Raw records
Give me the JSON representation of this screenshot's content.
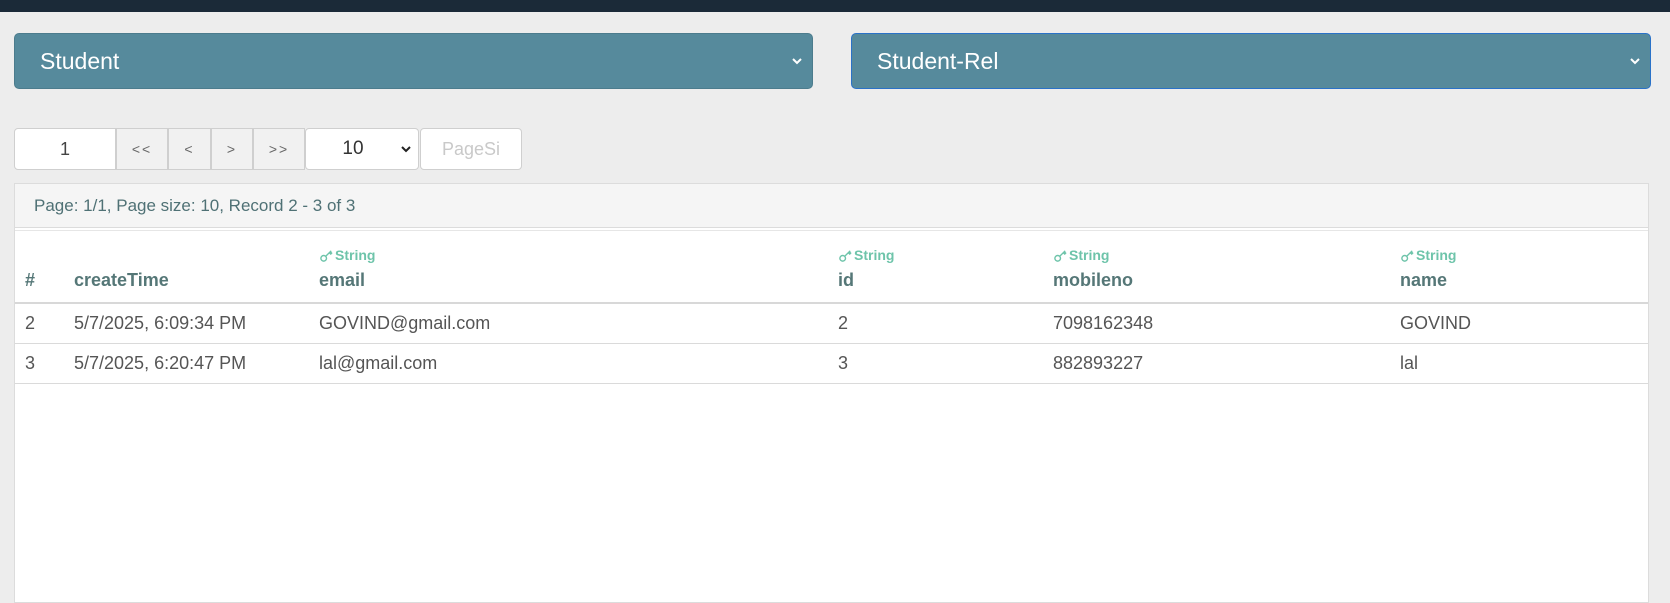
{
  "selectors": {
    "entity": "Student",
    "relation": "Student-Rel"
  },
  "pager": {
    "page_value": "1",
    "first_label": "<<",
    "prev_label": "<",
    "next_label": ">",
    "last_label": ">>",
    "page_size_value": "10",
    "page_size_placeholder": "PageSi"
  },
  "status": {
    "text": "Page: 1/1, Page size: 10, Record 2 - 3 of 3"
  },
  "table": {
    "columns": [
      {
        "name": "#",
        "type": ""
      },
      {
        "name": "createTime",
        "type": ""
      },
      {
        "name": "email",
        "type": "String"
      },
      {
        "name": "id",
        "type": "String"
      },
      {
        "name": "mobileno",
        "type": "String"
      },
      {
        "name": "name",
        "type": "String"
      }
    ],
    "rows": [
      [
        "2",
        "5/7/2025, 6:09:34 PM",
        "GOVIND@gmail.com",
        "2",
        "7098162348",
        "GOVIND"
      ],
      [
        "3",
        "5/7/2025, 6:20:47 PM",
        "lal@gmail.com",
        "3",
        "882893227",
        "lal"
      ]
    ]
  },
  "colors": {
    "topbar": "#1b2a38",
    "select_bg": "#568a9c",
    "type_accent": "#6ec4aa",
    "header_text": "#557777"
  },
  "icons": {
    "select_arrow": "chevron-down-icon",
    "type_marker": "key-icon"
  }
}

Task brief
Look through the records and gather every line containing "name".

Response
        "name": "#",
        "name": "createTime",
        "name": "email",
        "name": "id",
        "name": "mobileno",
        "name": "name",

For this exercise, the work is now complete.